# Colubrids > General Colubrids >  Gravel in arid vivarium

## bullsnakejax

I'm thinking of putting gravel into my Western Hognose's vivarium for an arid western scrublands look. Any one have any opinions on this, or a recommended product or place to purchase it? I'm aware that gravel could be an impaction hazard, but North American hognose species in the wild are known to favor sandy and/or gravelly soils, so I'm a bit conflicted on this.

Sent from my LG-TP260 using Tapatalk

----------


## paulh

Carl Kauffeld successfully used pea gravel (~ 1/4 inch diameter) for the snakes in the Staten Island Zoo. See http://www.nytimes.com/1974/07/11/ar...en-island.html

By the way, Kauffeld's books are great reading.

I have used slightly smaller gravel for some hatchling and juvenile bullsnakes. There was no trouble with impaction, but I did have to stay on top of the spot cleaning. Sand is much more of a problem than gravel for impaction. Sand also traps much more moisture between the grains than gravel, so I do not use sand.

I don't have any places or products to recommend, but an aquarium shop might be worth checking out.

Good luck.

----------


## bullsnakejax

> Carl Kauffeld successfully used pea gravel (~ 1/4 inch diameter) for the snakes in the Staten Island Zoo. See http://www.nytimes.com/1974/07/11/ar...en-island.html
> 
> By the way, Kauffeld's books are great reading.
> 
> I have used slightly smaller gravel for some hatchling and juvenile bullsnakes. There was no trouble with impaction, but I did have to stay on top of the spot cleaning. Sand is much more of a problem than gravel for impaction. Sand also traps much more moisture between the grains than gravel, so I do not use sand.
> 
> I don't have any places or products to recommend, but an aquarium shop might be worth checking out.
> 
> Good luck.


Thank you for the link! This helped a lot. 

Sent from my LG-TP260 using Tapatalk

----------

**Element-and-box listings**:
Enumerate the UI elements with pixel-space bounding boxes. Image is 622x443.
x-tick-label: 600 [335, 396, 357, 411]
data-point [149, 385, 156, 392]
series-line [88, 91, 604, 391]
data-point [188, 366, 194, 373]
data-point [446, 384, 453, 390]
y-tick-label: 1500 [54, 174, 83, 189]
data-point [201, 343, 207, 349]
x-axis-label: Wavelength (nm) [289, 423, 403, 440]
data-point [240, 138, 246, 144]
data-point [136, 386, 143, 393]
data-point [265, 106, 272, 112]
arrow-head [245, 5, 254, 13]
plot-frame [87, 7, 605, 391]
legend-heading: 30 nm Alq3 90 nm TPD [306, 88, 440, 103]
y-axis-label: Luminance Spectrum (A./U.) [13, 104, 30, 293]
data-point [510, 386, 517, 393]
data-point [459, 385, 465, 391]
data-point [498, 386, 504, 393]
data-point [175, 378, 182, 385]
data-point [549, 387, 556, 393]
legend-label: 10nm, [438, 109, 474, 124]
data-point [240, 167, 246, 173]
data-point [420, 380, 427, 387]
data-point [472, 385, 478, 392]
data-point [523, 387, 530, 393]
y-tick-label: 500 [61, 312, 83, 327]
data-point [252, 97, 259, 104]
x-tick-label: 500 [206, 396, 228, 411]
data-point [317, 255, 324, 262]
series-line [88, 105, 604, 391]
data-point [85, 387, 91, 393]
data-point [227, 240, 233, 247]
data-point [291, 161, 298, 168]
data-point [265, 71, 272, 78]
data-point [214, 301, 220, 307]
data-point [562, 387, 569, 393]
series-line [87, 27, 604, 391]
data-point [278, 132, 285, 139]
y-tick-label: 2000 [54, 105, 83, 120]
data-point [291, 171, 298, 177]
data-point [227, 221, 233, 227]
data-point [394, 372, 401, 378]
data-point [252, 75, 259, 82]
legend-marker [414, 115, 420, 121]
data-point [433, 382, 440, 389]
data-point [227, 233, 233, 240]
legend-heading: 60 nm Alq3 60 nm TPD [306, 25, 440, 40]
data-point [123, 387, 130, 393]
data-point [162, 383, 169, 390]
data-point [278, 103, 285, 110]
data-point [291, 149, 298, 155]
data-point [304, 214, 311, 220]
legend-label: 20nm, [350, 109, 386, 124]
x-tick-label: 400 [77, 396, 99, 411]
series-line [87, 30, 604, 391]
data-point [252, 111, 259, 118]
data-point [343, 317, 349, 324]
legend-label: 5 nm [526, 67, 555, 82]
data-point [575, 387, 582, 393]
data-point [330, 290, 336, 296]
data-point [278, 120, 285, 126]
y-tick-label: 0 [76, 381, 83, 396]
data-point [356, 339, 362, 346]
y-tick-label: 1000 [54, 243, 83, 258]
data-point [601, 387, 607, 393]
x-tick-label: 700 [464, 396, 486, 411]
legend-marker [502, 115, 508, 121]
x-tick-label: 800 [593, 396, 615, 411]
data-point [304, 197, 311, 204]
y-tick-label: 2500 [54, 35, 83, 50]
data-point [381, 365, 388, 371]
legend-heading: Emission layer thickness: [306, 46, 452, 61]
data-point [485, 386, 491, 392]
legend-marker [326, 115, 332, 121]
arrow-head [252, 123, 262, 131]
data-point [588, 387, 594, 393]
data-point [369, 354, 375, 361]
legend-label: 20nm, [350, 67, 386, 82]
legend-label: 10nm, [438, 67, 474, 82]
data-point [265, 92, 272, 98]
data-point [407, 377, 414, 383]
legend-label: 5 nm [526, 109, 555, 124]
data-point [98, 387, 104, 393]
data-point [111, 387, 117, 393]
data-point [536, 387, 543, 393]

**Task instructions**:
In the forum thread about gravel in an arid vivarium, what diameter of pea gravel did Carl Kauffeld use for the snakes at the Staten Island Zoo?

**In response**:
About 1/4 inch.